■ **Exercise description**: All records should be reproduced verbatim.

Start Record excerpts

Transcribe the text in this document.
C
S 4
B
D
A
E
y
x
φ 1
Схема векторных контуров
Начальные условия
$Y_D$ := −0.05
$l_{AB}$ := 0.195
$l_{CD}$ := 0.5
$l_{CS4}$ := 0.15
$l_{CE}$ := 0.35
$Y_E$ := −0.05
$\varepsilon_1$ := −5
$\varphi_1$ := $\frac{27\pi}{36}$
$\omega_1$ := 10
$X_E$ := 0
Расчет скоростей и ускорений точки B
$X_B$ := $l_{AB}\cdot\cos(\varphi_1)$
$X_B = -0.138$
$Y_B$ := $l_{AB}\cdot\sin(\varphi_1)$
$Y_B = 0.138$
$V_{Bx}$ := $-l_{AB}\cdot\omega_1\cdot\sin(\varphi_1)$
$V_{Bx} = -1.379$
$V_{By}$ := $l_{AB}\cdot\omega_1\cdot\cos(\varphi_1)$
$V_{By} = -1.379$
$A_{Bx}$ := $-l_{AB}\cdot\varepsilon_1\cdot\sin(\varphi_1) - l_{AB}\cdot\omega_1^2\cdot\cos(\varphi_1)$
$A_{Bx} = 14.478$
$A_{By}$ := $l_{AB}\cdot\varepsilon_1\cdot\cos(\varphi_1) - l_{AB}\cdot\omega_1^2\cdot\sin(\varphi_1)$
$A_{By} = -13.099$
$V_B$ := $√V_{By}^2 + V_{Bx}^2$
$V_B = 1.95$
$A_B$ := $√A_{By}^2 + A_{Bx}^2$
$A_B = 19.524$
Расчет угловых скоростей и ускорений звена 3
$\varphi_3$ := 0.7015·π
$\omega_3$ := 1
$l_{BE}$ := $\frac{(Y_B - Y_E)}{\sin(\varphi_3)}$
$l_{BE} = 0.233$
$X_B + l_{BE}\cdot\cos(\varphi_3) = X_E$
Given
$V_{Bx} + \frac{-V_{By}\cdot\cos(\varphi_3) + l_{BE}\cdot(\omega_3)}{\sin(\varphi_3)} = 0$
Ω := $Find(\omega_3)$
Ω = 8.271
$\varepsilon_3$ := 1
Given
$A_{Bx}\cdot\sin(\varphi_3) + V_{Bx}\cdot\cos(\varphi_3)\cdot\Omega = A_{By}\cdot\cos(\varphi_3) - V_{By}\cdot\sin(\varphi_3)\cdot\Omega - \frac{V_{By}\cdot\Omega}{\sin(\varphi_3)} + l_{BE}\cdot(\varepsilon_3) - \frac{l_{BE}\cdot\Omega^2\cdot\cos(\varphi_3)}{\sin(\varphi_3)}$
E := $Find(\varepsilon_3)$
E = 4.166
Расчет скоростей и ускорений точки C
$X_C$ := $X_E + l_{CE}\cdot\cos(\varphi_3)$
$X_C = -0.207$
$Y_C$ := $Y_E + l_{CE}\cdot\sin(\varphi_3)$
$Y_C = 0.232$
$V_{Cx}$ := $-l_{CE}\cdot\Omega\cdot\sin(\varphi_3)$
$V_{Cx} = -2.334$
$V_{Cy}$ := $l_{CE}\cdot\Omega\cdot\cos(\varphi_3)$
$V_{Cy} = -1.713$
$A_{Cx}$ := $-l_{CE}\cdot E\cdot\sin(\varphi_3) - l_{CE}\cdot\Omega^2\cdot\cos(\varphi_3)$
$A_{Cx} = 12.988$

End Record excerpts

■ **In response**:
Transcribe the text in this document.
C
S 4
B
D
A
E
y
x
φ 1
Схема векторных контуров
Начальные условия
$Y_D$ := −0.05
$l_{AB}$ := 0.195
$l_{CD}$ := 0.5
$l_{CS4}$ := 0.15
$l_{CE}$ := 0.35
$Y_E$ := −0.05
$\varepsilon_1$ := −5
$\varphi_1$ := $\frac{27\pi}{36}$
$\omega_1$ := 10
$X_E$ := 0
Расчет скоростей и ускорений точки B
$X_B$ := $l_{AB}\cdot\cos(\varphi_1)$
$X_B = -0.138$
$Y_B$ := $l_{AB}\cdot\sin(\varphi_1)$
$Y_B = 0.138$
$V_{Bx}$ := $-l_{AB}\cdot\omega_1\cdot\sin(\varphi_1)$
$V_{Bx} = -1.379$
$V_{By}$ := $l_{AB}\cdot\omega_1\cdot\cos(\varphi_1)$
$V_{By} = -1.379$
$A_{Bx}$ := $-l_{AB}\cdot\varepsilon_1\cdot\sin(\varphi_1) - l_{AB}\cdot\omega_1^2\cdot\cos(\varphi_1)$
$A_{Bx} = 14.478$
$A_{By}$ := $l_{AB}\cdot\varepsilon_1\cdot\cos(\varphi_1) - l_{AB}\cdot\omega_1^2\cdot\sin(\varphi_1)$
$A_{By} = -13.099$
$V_B$ := $√V_{By}^2 + V_{Bx}^2$
$V_B = 1.95$
$A_B$ := $√A_{By}^2 + A_{Bx}^2$
$A_B = 19.524$
Расчет угловых скоростей и ускорений звена 3
$\varphi_3$ := 0.7015·π
$\omega_3$ := 1
$l_{BE}$ := $\frac{(Y_B - Y_E)}{\sin(\varphi_3)}$
$l_{BE} = 0.233$
$X_B + l_{BE}\cdot\cos(\varphi_3) = X_E$
Given
$V_{Bx} + \frac{-V_{By}\cdot\cos(\varphi_3) + l_{BE}\cdot(\omega_3)}{\sin(\varphi_3)} = 0$
Ω := $Find(\omega_3)$
Ω = 8.271
$\varepsilon_3$ := 1
Given
$A_{Bx}\cdot\sin(\varphi_3) + V_{Bx}\cdot\cos(\varphi_3)\cdot\Omega = A_{By}\cdot\cos(\varphi_3) - V_{By}\cdot\sin(\varphi_3)\cdot\Omega - \frac{V_{By}\cdot\Omega}{\sin(\varphi_3)} + l_{BE}\cdot(\varepsilon_3) - \frac{l_{BE}\cdot\Omega^2\cdot\cos(\varphi_3)}{\sin(\varphi_3)}$
E := $Find(\varepsilon_3)$
E = 4.166
Расчет скоростей и ускорений точки C
$X_C$ := $X_E + l_{CE}\cdot\cos(\varphi_3)$
$X_C = -0.207$
$Y_C$ := $Y_E + l_{CE}\cdot\sin(\varphi_3)$
$Y_C = 0.232$
$V_{Cx}$ := $-l_{CE}\cdot\Omega\cdot\sin(\varphi_3)$
$V_{Cx} = -2.334$
$V_{Cy}$ := $l_{CE}\cdot\Omega\cdot\cos(\varphi_3)$
$V_{Cy} = -1.713$
$A_{Cx}$ := $-l_{CE}\cdot E\cdot\sin(\varphi_3) - l_{CE}\cdot\Omega^2\cdot\cos(\varphi_3)$
$A_{Cx} = 12.988$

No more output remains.